List the lines of this listing that hold the word "object".

> Entries taken from a collection:
—————

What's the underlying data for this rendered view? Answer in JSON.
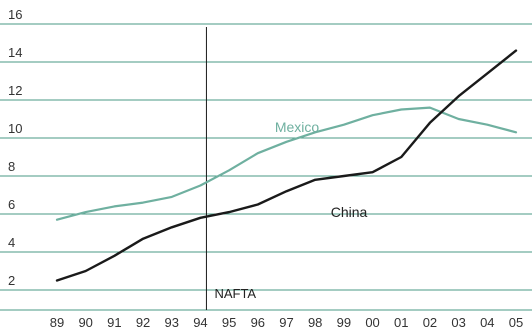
{
  "chart_data": {
    "type": "line",
    "title": "",
    "xlabel": "",
    "ylabel": "",
    "categories": [
      "89",
      "90",
      "91",
      "92",
      "93",
      "94",
      "95",
      "96",
      "97",
      "98",
      "99",
      "00",
      "01",
      "02",
      "03",
      "04",
      "05"
    ],
    "ylim": [
      1,
      16
    ],
    "yticks": [
      2,
      4,
      6,
      8,
      10,
      12,
      14,
      16
    ],
    "grid": true,
    "series": [
      {
        "name": "Mexico",
        "color": "#6fb0a0",
        "values": [
          5.7,
          6.1,
          6.4,
          6.6,
          6.9,
          7.5,
          8.3,
          9.2,
          9.8,
          10.3,
          10.7,
          11.2,
          11.5,
          11.6,
          11.0,
          10.7,
          10.3
        ]
      },
      {
        "name": "China",
        "color": "#1a1a1a",
        "values": [
          2.5,
          3.0,
          3.8,
          4.7,
          5.3,
          5.8,
          6.1,
          6.5,
          7.2,
          7.8,
          8.0,
          8.2,
          9.0,
          10.8,
          12.2,
          13.4,
          14.6
        ]
      }
    ],
    "annotations": [
      {
        "text": "NAFTA",
        "x": "94",
        "type": "vertical-line"
      }
    ],
    "grid_color": "#4a9a84"
  }
}
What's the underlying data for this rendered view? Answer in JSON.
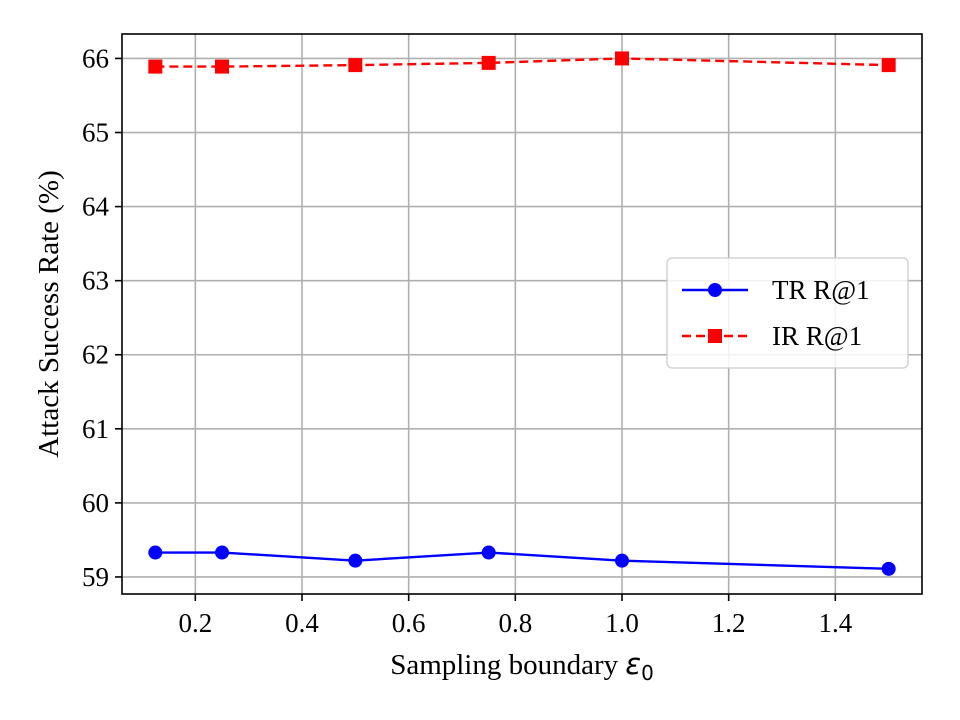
{
  "chart_data": {
    "type": "line",
    "title": "",
    "xlabel": "Sampling boundary",
    "xlabel_symbol": "ε",
    "xlabel_subscript": "0",
    "ylabel": "Attack Success Rate (%)",
    "x": [
      0.125,
      0.25,
      0.5,
      0.75,
      1.0,
      1.5
    ],
    "xlim": [
      0.0625,
      1.5625
    ],
    "ylim": [
      58.77,
      66.33
    ],
    "xticks": [
      0.2,
      0.4,
      0.6,
      0.8,
      1.0,
      1.2,
      1.4
    ],
    "xtick_labels": [
      "0.2",
      "0.4",
      "0.6",
      "0.8",
      "1.0",
      "1.2",
      "1.4"
    ],
    "yticks": [
      59,
      60,
      61,
      62,
      63,
      64,
      65,
      66
    ],
    "ytick_labels": [
      "59",
      "60",
      "61",
      "62",
      "63",
      "64",
      "65",
      "66"
    ],
    "grid": true,
    "legend_position": "center-right",
    "series": [
      {
        "name": "TR R@1",
        "values": [
          59.33,
          59.33,
          59.22,
          59.33,
          59.22,
          59.11
        ],
        "color": "#0000ff",
        "linestyle": "solid",
        "marker": "circle"
      },
      {
        "name": "IR R@1",
        "values": [
          65.89,
          65.89,
          65.91,
          65.94,
          66.0,
          65.91
        ],
        "color": "#ff0000",
        "linestyle": "dashed",
        "marker": "square"
      }
    ]
  }
}
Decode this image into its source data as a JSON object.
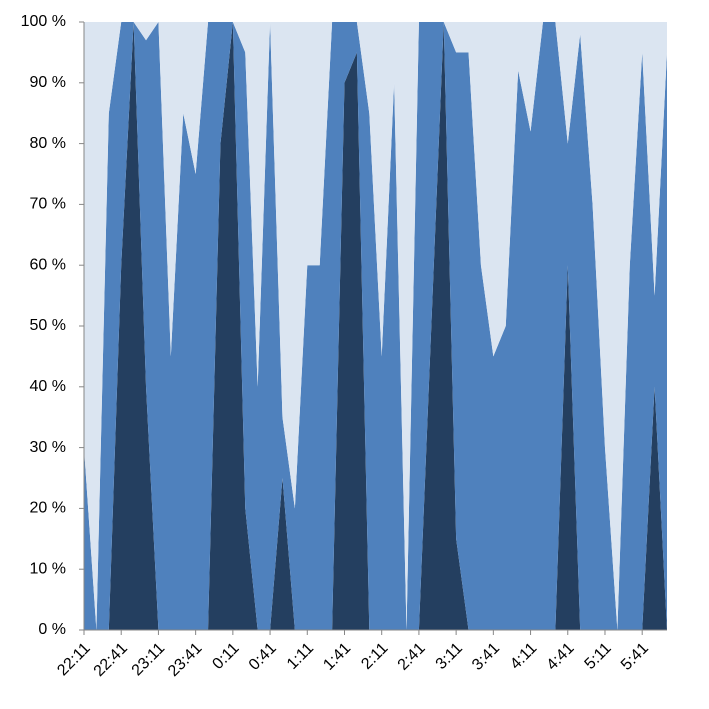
{
  "chart_data": {
    "type": "stacked_area_percent",
    "categories": [
      "22:11",
      null,
      null,
      "22:41",
      null,
      null,
      "23:11",
      null,
      null,
      "23:41",
      null,
      null,
      "0:11",
      null,
      null,
      "0:41",
      null,
      null,
      "1:11",
      null,
      null,
      "1:41",
      null,
      null,
      "2:11",
      null,
      null,
      "2:41",
      null,
      null,
      "3:11",
      null,
      null,
      "3:41",
      null,
      null,
      "4:11",
      null,
      null,
      "4:41",
      null,
      null,
      "5:11",
      null,
      null,
      "5:41",
      null,
      null
    ],
    "series": [
      {
        "color": "#243f60",
        "values": [
          0,
          0,
          0,
          60,
          100,
          40,
          0,
          0,
          0,
          0,
          0,
          80,
          100,
          20,
          0,
          0,
          25,
          0,
          0,
          0,
          0,
          90,
          95,
          0,
          0,
          0,
          0,
          0,
          50,
          100,
          15,
          0,
          0,
          0,
          0,
          0,
          0,
          0,
          0,
          60,
          0,
          0,
          0,
          0,
          0,
          0,
          40,
          0
        ]
      },
      {
        "color": "#4f81bd",
        "values": [
          30,
          0,
          85,
          40,
          0,
          57,
          100,
          45,
          85,
          75,
          100,
          20,
          0,
          75,
          40,
          100,
          10,
          20,
          60,
          60,
          100,
          10,
          5,
          85,
          45,
          90,
          0,
          100,
          50,
          0,
          80,
          95,
          60,
          45,
          50,
          92,
          82,
          100,
          100,
          20,
          98,
          70,
          30,
          0,
          60,
          95,
          15,
          95
        ]
      },
      {
        "color": "#dbe5f1",
        "values": [
          70,
          100,
          15,
          0,
          0,
          3,
          0,
          55,
          15,
          25,
          0,
          0,
          0,
          5,
          60,
          0,
          65,
          80,
          40,
          40,
          0,
          0,
          0,
          15,
          55,
          10,
          100,
          0,
          0,
          0,
          5,
          5,
          40,
          55,
          50,
          8,
          18,
          0,
          0,
          20,
          2,
          30,
          70,
          100,
          40,
          5,
          45,
          5
        ]
      }
    ],
    "ylim": [
      0,
      100
    ],
    "yticks": [
      {
        "value": 0,
        "label": "0 %"
      },
      {
        "value": 10,
        "label": "10 %"
      },
      {
        "value": 20,
        "label": "20 %"
      },
      {
        "value": 30,
        "label": "30 %"
      },
      {
        "value": 40,
        "label": "40 %"
      },
      {
        "value": 50,
        "label": "50 %"
      },
      {
        "value": 60,
        "label": "60 %"
      },
      {
        "value": 70,
        "label": "70 %"
      },
      {
        "value": 80,
        "label": "80 %"
      },
      {
        "value": 90,
        "label": "90 %"
      },
      {
        "value": 100,
        "label": "100 %"
      }
    ]
  }
}
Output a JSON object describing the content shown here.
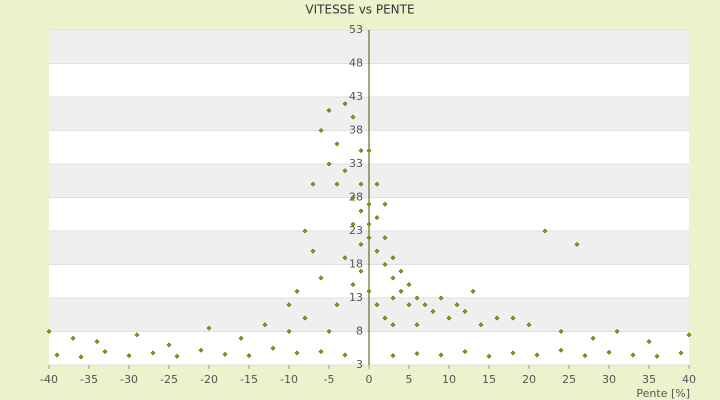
{
  "chart_data": {
    "type": "scatter",
    "title": "VITESSE vs PENTE",
    "x_label": "Pente [%]",
    "xlim": [
      -40,
      40
    ],
    "xticks": [
      -40,
      -35,
      -30,
      -25,
      -20,
      -15,
      -10,
      -5,
      0,
      5,
      10,
      15,
      20,
      25,
      30,
      35,
      40
    ],
    "ylim": [
      3,
      53
    ],
    "yticks": [
      3,
      8,
      13,
      18,
      23,
      28,
      33,
      38,
      43,
      48,
      53
    ],
    "grid": true,
    "color": "#8f9c00",
    "x": [
      -39,
      -36,
      -33,
      -30,
      -27,
      -24,
      -21,
      -18,
      -15,
      -12,
      -9,
      -6,
      -3,
      3,
      6,
      9,
      12,
      15,
      18,
      21,
      24,
      27,
      30,
      33,
      36,
      39,
      -40,
      -37,
      -34,
      -29,
      -25,
      -20,
      -16,
      -13,
      -10,
      -8,
      28,
      31,
      35,
      40,
      24,
      20,
      -6,
      -5,
      -4,
      -5,
      -3,
      -2,
      -4,
      -3,
      -2,
      -1,
      -7,
      -8,
      -7,
      -6,
      -9,
      -10,
      -1,
      0,
      0,
      1,
      0,
      1,
      2,
      2,
      -1,
      -2,
      3,
      3,
      4,
      4,
      5,
      5,
      6,
      7,
      8,
      9,
      10,
      12,
      14,
      16,
      18,
      11,
      13,
      -1,
      -2,
      -3,
      0,
      1,
      2,
      3,
      0,
      22,
      26,
      -4,
      -5,
      1,
      2,
      -1,
      3,
      6
    ],
    "y": [
      4.5,
      4.2,
      5,
      4.4,
      4.8,
      4.3,
      5.2,
      4.6,
      4.4,
      5.5,
      4.8,
      5,
      4.5,
      4.4,
      4.7,
      4.5,
      5,
      4.3,
      4.8,
      4.5,
      5.2,
      4.4,
      4.9,
      4.5,
      4.3,
      4.8,
      8,
      7,
      6.5,
      7.5,
      6,
      8.5,
      7,
      9,
      8,
      10,
      7,
      8,
      6.5,
      7.5,
      8,
      9,
      38,
      41,
      36,
      33,
      42,
      40,
      30,
      32,
      28,
      35,
      30,
      23,
      20,
      16,
      14,
      12,
      30,
      27,
      24,
      25,
      22,
      20,
      22,
      18,
      21,
      24,
      19,
      16,
      17,
      14,
      15,
      12,
      13,
      12,
      11,
      13,
      10,
      11,
      9,
      10,
      10,
      12,
      14,
      17,
      15,
      19,
      14,
      12,
      10,
      9,
      35,
      23,
      21,
      12,
      8,
      30,
      27,
      26,
      13,
      9
    ]
  }
}
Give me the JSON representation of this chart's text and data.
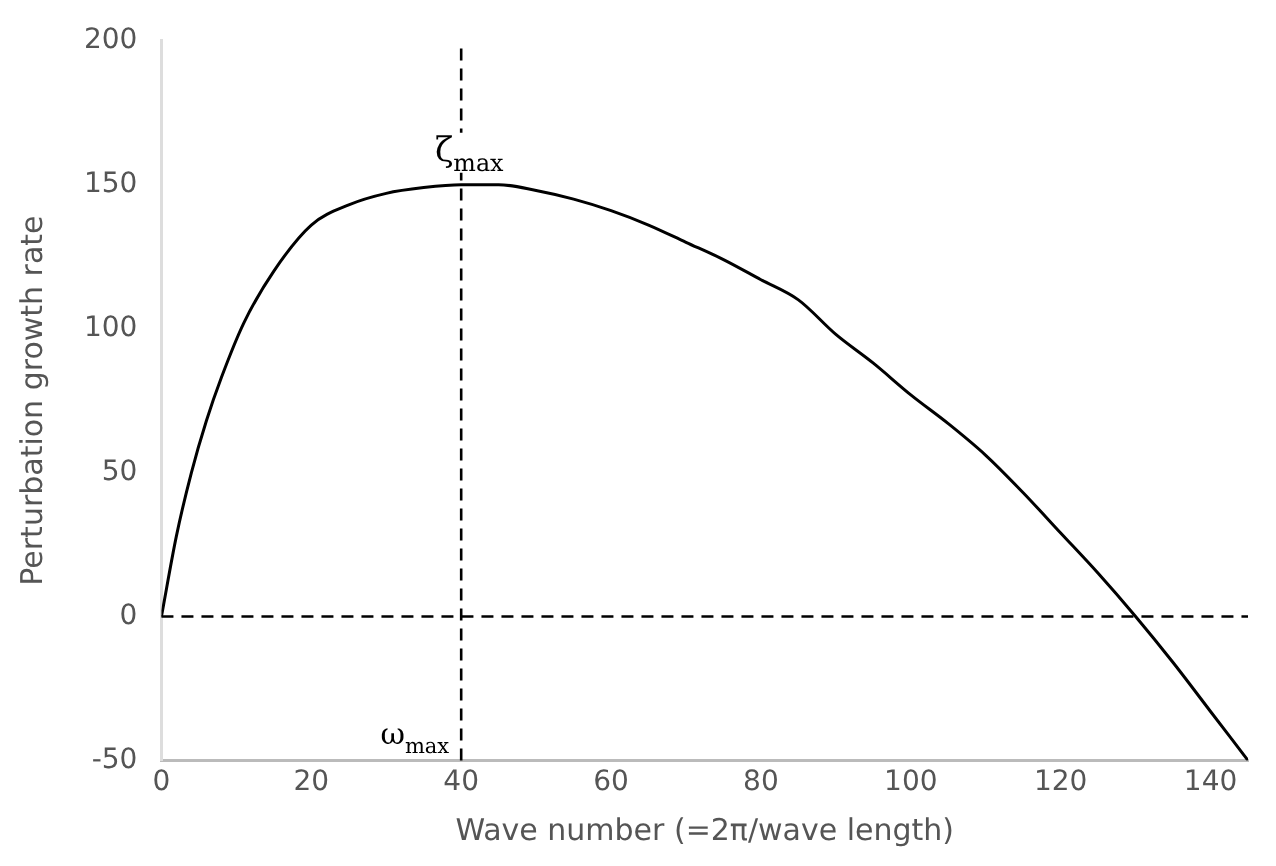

—————

> Response to the task:
Decode this image into its source data as a JSON object.
Output a JSON object describing the content shown here.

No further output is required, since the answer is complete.